* _Data for this task_
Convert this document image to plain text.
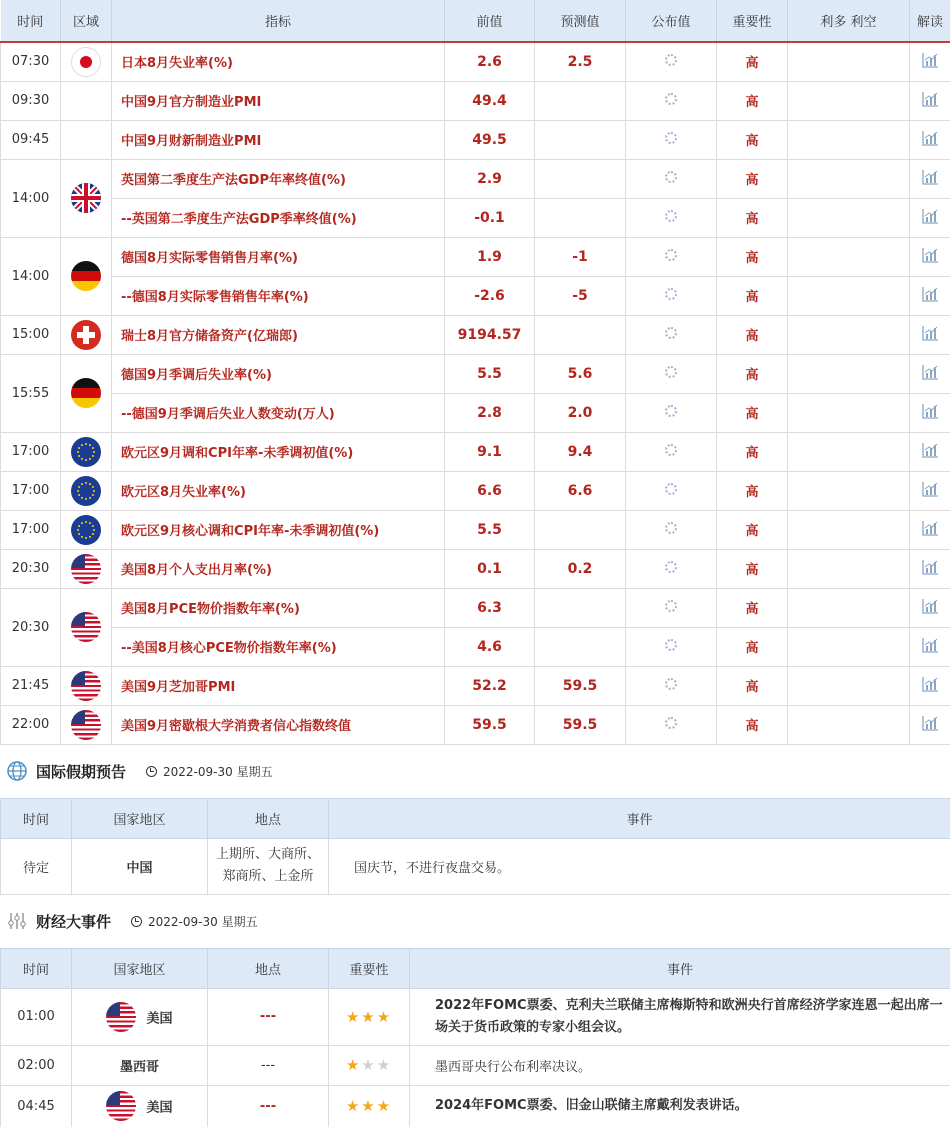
时间	区域	指标	前值	预测值	公布值	重要性	利多 利空	解读
07:30		日本8月失业率(%)	2.6	2.5		高		
09:30		中国9月官方制造业PMI	49.4			高		
09:45		中国9月财新制造业PMI	49.5			高		
14:00		英国第二季度生产法GDP年率终值(%)	2.9			高		
		--英国第二季度生产法GDP季率终值(%)	-0.1			高		
14:00		德国8月实际零售销售月率(%)	1.9	-1		高		
		--德国8月实际零售销售年率(%)	-2.6	-5		高		
15:00		瑞士8月官方储备资产(亿瑞郎)	9194.57			高		
15:55		德国9月季调后失业率(%)	5.5	5.6		高		
		--德国9月季调后失业人数变动(万人)	2.8	2.0		高		
17:00		欧元区9月调和CPI年率-未季调初值(%)	9.1	9.4		高		
17:00		欧元区8月失业率(%)	6.6	6.6		高		
17:00		欧元区9月核心调和CPI年率-未季调初值(%)	5.5			高		
20:30		美国8月个人支出月率(%)	0.1	0.2		高		
20:30		美国8月PCE物价指数年率(%)	6.3			高		
		--美国8月核心PCE物价指数年率(%)	4.6			高		
21:45		美国9月芝加哥PMI	52.2	59.5		高		
22:00		美国9月密歇根大学消费者信心指数终值	59.5	59.5		高		
国际假期预告	2022-09-30 星期五
时间	国家地区	地点	事件
待定	中国	上期所、大商所、郑商所、上金所	国庆节，不进行夜盘交易。
财经大事件	2022-09-30 星期五
时间	国家地区	地点	重要性	事件
01:00	美国	---	★★★	2022年FOMC票委、克利夫兰联储主席梅斯特和欧洲央行首席经济学家连恩一起出席一场关于货币政策的专家小组会议。
02:00	墨西哥	---	★★★	墨西哥央行公布利率决议。
04:45	美国	---	★★★	2024年FOMC票委、旧金山联储主席戴利发表讲话。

* _The problem_
Copy the listing word for word, excluding its pictures.

* _The reply_
Convert this document image to plain text.
时间	区域	指标	前值	预测值	公布值	重要性	利多 利空	解读
07:30		日本8月失业率(%)	2.6	2.5		高		
09:30		中国9月官方制造业PMI	49.4			高		
09:45		中国9月财新制造业PMI	49.5			高		
14:00		英国第二季度生产法GDP年率终值(%)	2.9			高		
		--英国第二季度生产法GDP季率终值(%)	-0.1			高		
14:00		德国8月实际零售销售月率(%)	1.9	-1		高		
		--德国8月实际零售销售年率(%)	-2.6	-5		高		
15:00		瑞士8月官方储备资产(亿瑞郎)	9194.57			高		
15:55		德国9月季调后失业率(%)	5.5	5.6		高		
		--德国9月季调后失业人数变动(万人)	2.8	2.0		高		
17:00		欧元区9月调和CPI年率-未季调初值(%)	9.1	9.4		高		
17:00		欧元区8月失业率(%)	6.6	6.6		高		
17:00		欧元区9月核心调和CPI年率-未季调初值(%)	5.5			高		
20:30		美国8月个人支出月率(%)	0.1	0.2		高		
20:30		美国8月PCE物价指数年率(%)	6.3			高		
		--美国8月核心PCE物价指数年率(%)	4.6			高		
21:45		美国9月芝加哥PMI	52.2	59.5		高		
22:00		美国9月密歇根大学消费者信心指数终值	59.5	59.5		高		
国际假期预告	2022-09-30 星期五
时间	国家地区	地点	事件
待定	中国	上期所、大商所、郑商所、上金所	国庆节，不进行夜盘交易。
财经大事件	2022-09-30 星期五
时间	国家地区	地点	重要性	事件
01:00	美国	---	★★★	2022年FOMC票委、克利夫兰联储主席梅斯特和欧洲央行首席经济学家连恩一起出席一场关于货币政策的专家小组会议。
02:00	墨西哥	---	★★★	墨西哥央行公布利率决议。
04:45	美国	---	★★★	2024年FOMC票委、旧金山联储主席戴利发表讲话。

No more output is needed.